Work required – Reproduce the listing that follows with no differences at all.

Provided material –

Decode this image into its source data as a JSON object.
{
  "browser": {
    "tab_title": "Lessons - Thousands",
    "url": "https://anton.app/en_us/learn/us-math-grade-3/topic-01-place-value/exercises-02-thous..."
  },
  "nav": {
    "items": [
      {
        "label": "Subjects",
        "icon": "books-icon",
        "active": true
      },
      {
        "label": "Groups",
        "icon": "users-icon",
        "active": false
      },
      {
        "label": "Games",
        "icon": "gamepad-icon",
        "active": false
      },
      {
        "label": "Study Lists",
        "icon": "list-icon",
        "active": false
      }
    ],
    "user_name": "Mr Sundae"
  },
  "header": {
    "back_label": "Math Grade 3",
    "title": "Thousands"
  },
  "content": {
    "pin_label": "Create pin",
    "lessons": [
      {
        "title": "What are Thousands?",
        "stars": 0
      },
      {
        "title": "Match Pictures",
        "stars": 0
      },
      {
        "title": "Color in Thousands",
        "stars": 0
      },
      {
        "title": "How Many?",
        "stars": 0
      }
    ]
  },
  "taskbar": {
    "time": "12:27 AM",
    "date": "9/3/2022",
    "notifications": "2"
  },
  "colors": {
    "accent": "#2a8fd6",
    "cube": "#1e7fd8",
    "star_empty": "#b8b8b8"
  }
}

Written solution –
Decode this image into its source data as a JSON object.
{
  "browser": {
    "tab_title": "Lessons - Thousands",
    "url": "https://anton.app/en_us/learn/us-math-grade-3/topic-01-place-value/exercises-02-thous..."
  },
  "nav": {
    "items": [
      {
        "label": "Subjects",
        "icon": "books-icon",
        "active": true
      },
      {
        "label": "Groups",
        "icon": "users-icon",
        "active": false
      },
      {
        "label": "Games",
        "icon": "gamepad-icon",
        "active": false
      },
      {
        "label": "Study Lists",
        "icon": "list-icon",
        "active": false
      }
    ],
    "user_name": "Mr Sundae"
  },
  "header": {
    "back_label": "Math Grade 3",
    "title": "Thousands"
  },
  "content": {
    "pin_label": "Create pin",
    "lessons": [
      {
        "title": "What are Thousands?",
        "stars": 0
      },
      {
        "title": "Match Pictures",
        "stars": 0
      },
      {
        "title": "Color in Thousands",
        "stars": 0
      },
      {
        "title": "How Many?",
        "stars": 0
      }
    ]
  },
  "taskbar": {
    "time": "12:27 AM",
    "date": "9/3/2022",
    "notifications": "2"
  },
  "colors": {
    "accent": "#2a8fd6",
    "cube": "#1e7fd8",
    "star_empty": "#b8b8b8"
  }
}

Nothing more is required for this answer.